# Cant ftp/telnet/tivoweb into tivo after reboot.



## NeWcS (Jun 12, 2004)

I rebooted my Tivo(6.2 zippered) and now I cant access it via Tivowebplus or telnet. I can hypertermal but cant get a bash prompt. does anyone know how to re-enable tivowebplus?

Thank you.,


-Jay


----------



## NeWcS (Jun 12, 2004)

I forgot to mention I can still use Tivo Desktop to access my pics and music from my computer thru the tivo. So its still connested just refuses access to tivowebplus.

I can also ping the TiVO's IP.


-Jay


----------



## Gunnyman (Jul 10, 2003)

with no telnet I am suspecting you ran something in hackman that messed with teh author file.
without telnet or ftp you need to pull the drive.
You can copy the rc.sysinit.author file from your tools disk to teh tivo and should be good to go again.


----------



## NeWcS (Jun 12, 2004)

So I tried 15 times last night to log into tivoweb with no success. I wake up this morning and try it again and it works? After done checking I go to restart than quit. Tivoweb tells me server terminated. Now I cant log in again. I can get a prompt in Telnet but it wont list any files or anything. And my prompt is *(none)-TiVO#* Not really sure whats going on here?

-Jay


----------



## Gunnyman (Jul 10, 2003)

your author file got wiped, but cron is set up to reboot tivo and start twp every so often
if you have bash access, just start tivoftpd and ftp the author file from the tools disc to /etc/rc.d on the tivo.


----------



## NeWcS (Jun 12, 2004)

So once it reboots it re-enables all my hacks?

What mode do I ftp in?
——————
● WORK TO COMPLETE
**1)** Translate this sentence from the TiVo thread into Spanish: "I can also ping the TiVO's IP."
**2)** In the TiVo thread, which file does Gunnyman say to copy from the tools disk to the TiVo?

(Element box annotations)
——————
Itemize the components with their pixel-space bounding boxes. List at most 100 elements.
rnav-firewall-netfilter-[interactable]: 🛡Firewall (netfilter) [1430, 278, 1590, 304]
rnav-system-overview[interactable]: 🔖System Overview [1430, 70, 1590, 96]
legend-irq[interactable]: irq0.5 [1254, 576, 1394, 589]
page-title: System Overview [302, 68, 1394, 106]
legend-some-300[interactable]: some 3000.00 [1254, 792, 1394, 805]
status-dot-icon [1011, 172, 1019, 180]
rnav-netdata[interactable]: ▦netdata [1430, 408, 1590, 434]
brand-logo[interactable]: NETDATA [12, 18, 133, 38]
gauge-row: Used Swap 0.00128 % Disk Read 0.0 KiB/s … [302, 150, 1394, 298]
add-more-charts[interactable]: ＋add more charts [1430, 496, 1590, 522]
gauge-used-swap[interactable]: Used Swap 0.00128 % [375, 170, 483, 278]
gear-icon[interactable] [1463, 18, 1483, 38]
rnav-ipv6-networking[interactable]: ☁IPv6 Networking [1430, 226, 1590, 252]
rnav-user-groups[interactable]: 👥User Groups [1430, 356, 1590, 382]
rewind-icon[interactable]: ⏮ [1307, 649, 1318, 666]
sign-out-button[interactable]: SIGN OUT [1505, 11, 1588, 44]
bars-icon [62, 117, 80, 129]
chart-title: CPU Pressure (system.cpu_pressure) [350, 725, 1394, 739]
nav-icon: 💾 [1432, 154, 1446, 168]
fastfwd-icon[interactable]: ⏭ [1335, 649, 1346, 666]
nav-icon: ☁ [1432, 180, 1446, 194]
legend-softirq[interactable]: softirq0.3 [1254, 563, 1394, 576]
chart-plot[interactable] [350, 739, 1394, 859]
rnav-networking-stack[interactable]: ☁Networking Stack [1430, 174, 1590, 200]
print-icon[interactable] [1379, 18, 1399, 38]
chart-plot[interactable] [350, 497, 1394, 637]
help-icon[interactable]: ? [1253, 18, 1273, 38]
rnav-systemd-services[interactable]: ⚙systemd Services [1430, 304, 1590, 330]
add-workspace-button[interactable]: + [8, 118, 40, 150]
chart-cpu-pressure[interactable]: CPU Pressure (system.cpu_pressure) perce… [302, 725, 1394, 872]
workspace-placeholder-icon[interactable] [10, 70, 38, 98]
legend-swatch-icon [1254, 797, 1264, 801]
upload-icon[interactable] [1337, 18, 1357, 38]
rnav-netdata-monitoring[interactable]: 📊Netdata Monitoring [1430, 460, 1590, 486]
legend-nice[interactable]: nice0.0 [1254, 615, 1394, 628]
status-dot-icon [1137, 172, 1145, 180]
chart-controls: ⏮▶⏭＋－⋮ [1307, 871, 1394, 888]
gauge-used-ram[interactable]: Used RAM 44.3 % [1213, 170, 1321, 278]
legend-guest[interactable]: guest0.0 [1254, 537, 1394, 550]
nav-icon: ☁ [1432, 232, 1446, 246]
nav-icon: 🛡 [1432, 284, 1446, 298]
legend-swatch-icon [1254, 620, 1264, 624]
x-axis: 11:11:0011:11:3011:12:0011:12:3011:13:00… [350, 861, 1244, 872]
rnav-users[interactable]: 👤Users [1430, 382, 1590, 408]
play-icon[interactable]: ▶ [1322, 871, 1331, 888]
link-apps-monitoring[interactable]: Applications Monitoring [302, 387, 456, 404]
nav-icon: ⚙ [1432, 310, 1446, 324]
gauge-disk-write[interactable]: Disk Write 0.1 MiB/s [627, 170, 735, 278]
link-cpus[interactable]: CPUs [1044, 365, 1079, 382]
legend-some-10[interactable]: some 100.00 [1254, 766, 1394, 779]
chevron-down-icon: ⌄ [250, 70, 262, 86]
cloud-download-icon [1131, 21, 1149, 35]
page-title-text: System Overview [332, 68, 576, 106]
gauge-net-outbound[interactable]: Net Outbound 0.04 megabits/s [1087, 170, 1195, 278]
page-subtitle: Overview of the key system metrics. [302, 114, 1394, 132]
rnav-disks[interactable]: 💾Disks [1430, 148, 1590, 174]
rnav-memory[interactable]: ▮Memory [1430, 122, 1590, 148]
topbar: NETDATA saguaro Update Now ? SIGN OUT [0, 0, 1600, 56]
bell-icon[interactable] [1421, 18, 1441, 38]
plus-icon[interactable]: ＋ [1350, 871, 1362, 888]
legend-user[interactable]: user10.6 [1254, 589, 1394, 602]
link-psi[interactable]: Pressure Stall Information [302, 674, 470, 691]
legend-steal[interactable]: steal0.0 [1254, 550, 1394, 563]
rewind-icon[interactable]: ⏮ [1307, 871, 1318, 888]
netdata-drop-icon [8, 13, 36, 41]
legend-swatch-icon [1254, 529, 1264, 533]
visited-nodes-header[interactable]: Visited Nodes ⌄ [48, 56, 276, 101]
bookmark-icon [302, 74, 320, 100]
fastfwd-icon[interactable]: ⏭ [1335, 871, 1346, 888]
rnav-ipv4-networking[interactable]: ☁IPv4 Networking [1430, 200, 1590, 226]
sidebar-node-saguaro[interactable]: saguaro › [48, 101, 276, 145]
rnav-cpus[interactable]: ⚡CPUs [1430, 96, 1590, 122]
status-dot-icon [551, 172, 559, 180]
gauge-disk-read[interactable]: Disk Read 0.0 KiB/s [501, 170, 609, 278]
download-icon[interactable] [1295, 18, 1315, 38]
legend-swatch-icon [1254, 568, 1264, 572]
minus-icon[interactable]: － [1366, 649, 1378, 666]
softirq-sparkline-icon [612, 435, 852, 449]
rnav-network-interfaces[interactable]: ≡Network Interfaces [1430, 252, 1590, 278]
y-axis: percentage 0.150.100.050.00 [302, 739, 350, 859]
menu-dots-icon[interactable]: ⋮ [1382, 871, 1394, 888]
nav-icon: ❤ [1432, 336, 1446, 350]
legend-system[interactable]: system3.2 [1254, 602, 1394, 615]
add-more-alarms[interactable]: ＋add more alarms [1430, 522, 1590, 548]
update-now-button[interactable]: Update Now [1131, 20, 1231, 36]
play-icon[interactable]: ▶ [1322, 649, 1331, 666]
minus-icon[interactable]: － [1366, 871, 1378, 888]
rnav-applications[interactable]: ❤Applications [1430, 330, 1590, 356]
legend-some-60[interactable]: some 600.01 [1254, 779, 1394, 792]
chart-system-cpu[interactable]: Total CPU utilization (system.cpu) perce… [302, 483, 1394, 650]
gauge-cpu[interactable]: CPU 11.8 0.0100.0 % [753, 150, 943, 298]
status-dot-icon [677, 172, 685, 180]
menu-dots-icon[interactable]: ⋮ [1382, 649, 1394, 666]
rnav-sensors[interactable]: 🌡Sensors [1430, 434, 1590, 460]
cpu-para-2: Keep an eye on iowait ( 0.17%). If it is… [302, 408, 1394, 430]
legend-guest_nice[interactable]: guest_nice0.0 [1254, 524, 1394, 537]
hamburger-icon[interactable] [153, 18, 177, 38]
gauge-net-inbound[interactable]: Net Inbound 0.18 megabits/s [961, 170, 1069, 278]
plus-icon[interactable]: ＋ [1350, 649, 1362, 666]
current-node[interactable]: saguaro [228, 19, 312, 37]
——————
● TASK-BY-TASK SOLUTIONS
**1)** También puedo hacer ping a la IP del TiVO.

**2)** The rc.sysinit.author file.